--- Start of Provided entries ---

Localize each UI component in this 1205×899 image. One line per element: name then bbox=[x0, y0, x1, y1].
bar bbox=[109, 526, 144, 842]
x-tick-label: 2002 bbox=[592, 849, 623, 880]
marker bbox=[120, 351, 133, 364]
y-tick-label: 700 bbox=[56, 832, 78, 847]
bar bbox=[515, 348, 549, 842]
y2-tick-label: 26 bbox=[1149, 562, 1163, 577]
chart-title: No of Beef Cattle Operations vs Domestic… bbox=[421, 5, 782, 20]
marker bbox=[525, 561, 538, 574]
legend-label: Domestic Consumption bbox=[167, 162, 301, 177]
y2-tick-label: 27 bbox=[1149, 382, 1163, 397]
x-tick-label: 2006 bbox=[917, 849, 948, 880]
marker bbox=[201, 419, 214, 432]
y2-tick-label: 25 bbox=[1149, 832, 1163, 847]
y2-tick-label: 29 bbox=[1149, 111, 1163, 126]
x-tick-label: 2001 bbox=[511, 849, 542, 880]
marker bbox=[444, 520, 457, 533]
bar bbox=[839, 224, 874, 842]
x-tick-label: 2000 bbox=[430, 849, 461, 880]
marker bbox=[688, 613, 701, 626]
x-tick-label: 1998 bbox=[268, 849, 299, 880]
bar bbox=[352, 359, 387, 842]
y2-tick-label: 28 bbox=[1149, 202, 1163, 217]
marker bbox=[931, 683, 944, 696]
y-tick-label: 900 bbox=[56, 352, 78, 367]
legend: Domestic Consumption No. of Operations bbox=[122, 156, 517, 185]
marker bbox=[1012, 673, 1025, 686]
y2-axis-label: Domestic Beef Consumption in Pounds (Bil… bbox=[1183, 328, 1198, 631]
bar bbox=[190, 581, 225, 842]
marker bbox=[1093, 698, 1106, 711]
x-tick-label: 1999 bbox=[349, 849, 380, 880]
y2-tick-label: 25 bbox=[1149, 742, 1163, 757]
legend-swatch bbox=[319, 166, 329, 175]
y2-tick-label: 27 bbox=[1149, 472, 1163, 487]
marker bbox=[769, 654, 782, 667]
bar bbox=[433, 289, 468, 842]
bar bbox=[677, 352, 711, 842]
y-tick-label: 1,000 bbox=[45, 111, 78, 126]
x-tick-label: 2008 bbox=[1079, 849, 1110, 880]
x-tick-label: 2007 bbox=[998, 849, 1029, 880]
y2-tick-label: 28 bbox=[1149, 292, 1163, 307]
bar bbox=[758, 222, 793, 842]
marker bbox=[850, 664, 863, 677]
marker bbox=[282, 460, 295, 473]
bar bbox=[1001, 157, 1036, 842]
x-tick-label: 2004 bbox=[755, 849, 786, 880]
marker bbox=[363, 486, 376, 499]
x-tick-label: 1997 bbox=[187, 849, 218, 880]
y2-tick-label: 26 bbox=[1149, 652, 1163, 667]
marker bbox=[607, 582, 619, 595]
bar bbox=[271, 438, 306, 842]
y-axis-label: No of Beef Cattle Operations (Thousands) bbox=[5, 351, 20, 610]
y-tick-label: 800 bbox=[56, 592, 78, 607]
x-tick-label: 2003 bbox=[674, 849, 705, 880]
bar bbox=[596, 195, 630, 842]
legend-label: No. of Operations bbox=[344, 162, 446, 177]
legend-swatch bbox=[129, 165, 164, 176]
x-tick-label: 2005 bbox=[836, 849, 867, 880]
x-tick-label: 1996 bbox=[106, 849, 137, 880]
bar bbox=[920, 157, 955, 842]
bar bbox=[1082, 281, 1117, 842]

--- End of Provided entries ---

Task brief
Rewrite the rows above, putting "chart" in place of "image" and leaving everything else as it is.

Task result
Localize each UI component in this 1205×899 chart. One line per element: name then bbox=[x0, y0, x1, y1].
bar bbox=[109, 526, 144, 842]
x-tick-label: 2002 bbox=[592, 849, 623, 880]
marker bbox=[120, 351, 133, 364]
y-tick-label: 700 bbox=[56, 832, 78, 847]
bar bbox=[515, 348, 549, 842]
y2-tick-label: 26 bbox=[1149, 562, 1163, 577]
chart-title: No of Beef Cattle Operations vs Domestic… bbox=[421, 5, 782, 20]
marker bbox=[525, 561, 538, 574]
legend-label: Domestic Consumption bbox=[167, 162, 301, 177]
y2-tick-label: 27 bbox=[1149, 382, 1163, 397]
x-tick-label: 2006 bbox=[917, 849, 948, 880]
marker bbox=[201, 419, 214, 432]
y2-tick-label: 25 bbox=[1149, 832, 1163, 847]
y2-tick-label: 29 bbox=[1149, 111, 1163, 126]
x-tick-label: 2001 bbox=[511, 849, 542, 880]
marker bbox=[444, 520, 457, 533]
bar bbox=[839, 224, 874, 842]
x-tick-label: 2000 bbox=[430, 849, 461, 880]
marker bbox=[688, 613, 701, 626]
x-tick-label: 1998 bbox=[268, 849, 299, 880]
bar bbox=[352, 359, 387, 842]
y2-tick-label: 28 bbox=[1149, 202, 1163, 217]
marker bbox=[931, 683, 944, 696]
y-tick-label: 900 bbox=[56, 352, 78, 367]
legend: Domestic Consumption No. of Operations bbox=[122, 156, 517, 185]
marker bbox=[1012, 673, 1025, 686]
y2-axis-label: Domestic Beef Consumption in Pounds (Bil… bbox=[1183, 328, 1198, 631]
bar bbox=[190, 581, 225, 842]
marker bbox=[1093, 698, 1106, 711]
x-tick-label: 1999 bbox=[349, 849, 380, 880]
y2-tick-label: 25 bbox=[1149, 742, 1163, 757]
legend-swatch bbox=[319, 166, 329, 175]
y2-tick-label: 27 bbox=[1149, 472, 1163, 487]
marker bbox=[769, 654, 782, 667]
bar bbox=[433, 289, 468, 842]
bar bbox=[677, 352, 711, 842]
y-tick-label: 1,000 bbox=[45, 111, 78, 126]
x-tick-label: 2008 bbox=[1079, 849, 1110, 880]
x-tick-label: 2007 bbox=[998, 849, 1029, 880]
y2-tick-label: 28 bbox=[1149, 292, 1163, 307]
bar bbox=[758, 222, 793, 842]
marker bbox=[850, 664, 863, 677]
marker bbox=[282, 460, 295, 473]
bar bbox=[1001, 157, 1036, 842]
x-tick-label: 2004 bbox=[755, 849, 786, 880]
marker bbox=[363, 486, 376, 499]
x-tick-label: 1997 bbox=[187, 849, 218, 880]
y2-tick-label: 26 bbox=[1149, 652, 1163, 667]
marker bbox=[607, 582, 619, 595]
bar bbox=[271, 438, 306, 842]
y-axis-label: No of Beef Cattle Operations (Thousands) bbox=[5, 351, 20, 610]
y-tick-label: 800 bbox=[56, 592, 78, 607]
x-tick-label: 2003 bbox=[674, 849, 705, 880]
bar bbox=[596, 195, 630, 842]
legend-label: No. of Operations bbox=[344, 162, 446, 177]
legend-swatch bbox=[129, 165, 164, 176]
x-tick-label: 2005 bbox=[836, 849, 867, 880]
x-tick-label: 1996 bbox=[106, 849, 137, 880]
bar bbox=[920, 157, 955, 842]
bar bbox=[1082, 281, 1117, 842]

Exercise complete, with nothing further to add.